Report, word for word, every line of the material that contains "value".

##### DATA IN THIS EXERCISE #####

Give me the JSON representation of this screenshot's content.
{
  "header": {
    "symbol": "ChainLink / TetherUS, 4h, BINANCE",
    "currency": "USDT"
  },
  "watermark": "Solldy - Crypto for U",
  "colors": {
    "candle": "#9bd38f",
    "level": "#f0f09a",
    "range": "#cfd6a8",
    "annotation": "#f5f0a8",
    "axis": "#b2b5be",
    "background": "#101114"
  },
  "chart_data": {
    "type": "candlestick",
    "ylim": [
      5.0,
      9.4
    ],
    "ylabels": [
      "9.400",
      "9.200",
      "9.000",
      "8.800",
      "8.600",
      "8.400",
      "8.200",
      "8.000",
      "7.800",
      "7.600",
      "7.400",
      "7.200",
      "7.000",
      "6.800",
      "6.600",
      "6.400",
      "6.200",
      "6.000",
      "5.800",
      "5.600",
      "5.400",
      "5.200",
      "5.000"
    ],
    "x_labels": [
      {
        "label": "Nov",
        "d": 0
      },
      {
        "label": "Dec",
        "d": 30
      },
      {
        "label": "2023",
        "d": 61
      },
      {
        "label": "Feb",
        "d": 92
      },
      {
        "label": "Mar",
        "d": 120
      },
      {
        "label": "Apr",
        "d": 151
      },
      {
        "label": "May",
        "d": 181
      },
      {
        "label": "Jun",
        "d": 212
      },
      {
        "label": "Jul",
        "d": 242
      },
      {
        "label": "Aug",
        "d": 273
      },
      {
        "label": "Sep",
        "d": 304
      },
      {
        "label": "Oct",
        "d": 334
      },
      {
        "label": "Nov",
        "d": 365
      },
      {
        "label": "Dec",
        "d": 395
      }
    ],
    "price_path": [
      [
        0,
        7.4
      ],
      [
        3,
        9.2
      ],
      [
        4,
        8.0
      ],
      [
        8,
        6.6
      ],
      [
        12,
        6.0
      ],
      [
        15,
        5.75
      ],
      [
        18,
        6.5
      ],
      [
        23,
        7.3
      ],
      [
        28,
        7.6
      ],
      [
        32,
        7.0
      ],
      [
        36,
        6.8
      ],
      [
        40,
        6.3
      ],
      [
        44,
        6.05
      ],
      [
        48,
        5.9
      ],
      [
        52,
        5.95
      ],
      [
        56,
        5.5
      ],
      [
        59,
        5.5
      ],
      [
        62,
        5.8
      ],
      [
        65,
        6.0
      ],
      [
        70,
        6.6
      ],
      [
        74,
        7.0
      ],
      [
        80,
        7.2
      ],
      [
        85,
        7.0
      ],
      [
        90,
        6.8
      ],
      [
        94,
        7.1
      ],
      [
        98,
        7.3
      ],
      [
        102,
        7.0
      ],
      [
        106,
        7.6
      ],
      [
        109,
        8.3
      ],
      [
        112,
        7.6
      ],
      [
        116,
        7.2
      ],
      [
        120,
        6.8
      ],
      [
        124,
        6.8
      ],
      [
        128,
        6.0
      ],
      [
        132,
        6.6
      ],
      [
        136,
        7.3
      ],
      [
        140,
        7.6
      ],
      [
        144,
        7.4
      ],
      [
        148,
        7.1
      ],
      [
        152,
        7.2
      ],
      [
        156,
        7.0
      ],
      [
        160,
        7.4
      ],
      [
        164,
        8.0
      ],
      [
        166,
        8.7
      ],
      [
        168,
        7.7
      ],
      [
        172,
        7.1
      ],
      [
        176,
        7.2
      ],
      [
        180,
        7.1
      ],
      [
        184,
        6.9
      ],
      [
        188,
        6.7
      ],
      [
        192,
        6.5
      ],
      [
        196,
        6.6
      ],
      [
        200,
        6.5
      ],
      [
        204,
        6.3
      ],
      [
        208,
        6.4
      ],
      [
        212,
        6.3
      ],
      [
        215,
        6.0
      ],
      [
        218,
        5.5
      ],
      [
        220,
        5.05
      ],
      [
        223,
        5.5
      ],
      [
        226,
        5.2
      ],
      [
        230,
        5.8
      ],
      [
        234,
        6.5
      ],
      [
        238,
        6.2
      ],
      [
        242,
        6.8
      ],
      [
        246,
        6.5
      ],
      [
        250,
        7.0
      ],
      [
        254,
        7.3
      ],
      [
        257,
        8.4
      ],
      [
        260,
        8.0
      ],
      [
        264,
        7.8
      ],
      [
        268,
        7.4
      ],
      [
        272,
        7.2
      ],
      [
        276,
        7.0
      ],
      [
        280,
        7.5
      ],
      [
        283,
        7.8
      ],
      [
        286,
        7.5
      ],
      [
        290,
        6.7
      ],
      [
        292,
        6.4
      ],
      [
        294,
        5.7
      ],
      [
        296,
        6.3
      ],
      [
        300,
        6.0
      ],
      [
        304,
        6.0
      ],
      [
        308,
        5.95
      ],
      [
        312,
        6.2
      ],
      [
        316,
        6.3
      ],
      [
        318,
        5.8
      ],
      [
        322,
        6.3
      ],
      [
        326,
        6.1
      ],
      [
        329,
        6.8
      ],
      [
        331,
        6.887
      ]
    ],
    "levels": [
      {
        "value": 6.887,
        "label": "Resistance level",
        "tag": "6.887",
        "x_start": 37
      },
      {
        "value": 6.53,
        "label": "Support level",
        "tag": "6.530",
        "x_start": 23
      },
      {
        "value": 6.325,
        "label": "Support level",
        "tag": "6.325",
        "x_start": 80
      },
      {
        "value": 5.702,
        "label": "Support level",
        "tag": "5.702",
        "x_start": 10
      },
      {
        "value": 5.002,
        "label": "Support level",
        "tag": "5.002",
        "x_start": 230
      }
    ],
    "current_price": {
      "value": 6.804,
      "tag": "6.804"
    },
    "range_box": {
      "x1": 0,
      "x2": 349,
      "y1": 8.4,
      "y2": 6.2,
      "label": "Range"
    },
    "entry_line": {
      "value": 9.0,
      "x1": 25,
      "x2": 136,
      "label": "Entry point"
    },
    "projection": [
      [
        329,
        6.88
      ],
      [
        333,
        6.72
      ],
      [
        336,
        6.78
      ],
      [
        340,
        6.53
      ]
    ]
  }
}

#####

### RESULT OF THE EXERCISE
        "value": 6.887,
        "value": 6.53,
        "value": 6.325,
        "value": 5.702,
        "value": 5.002,
      "value": 6.804,
      "value": 9.0,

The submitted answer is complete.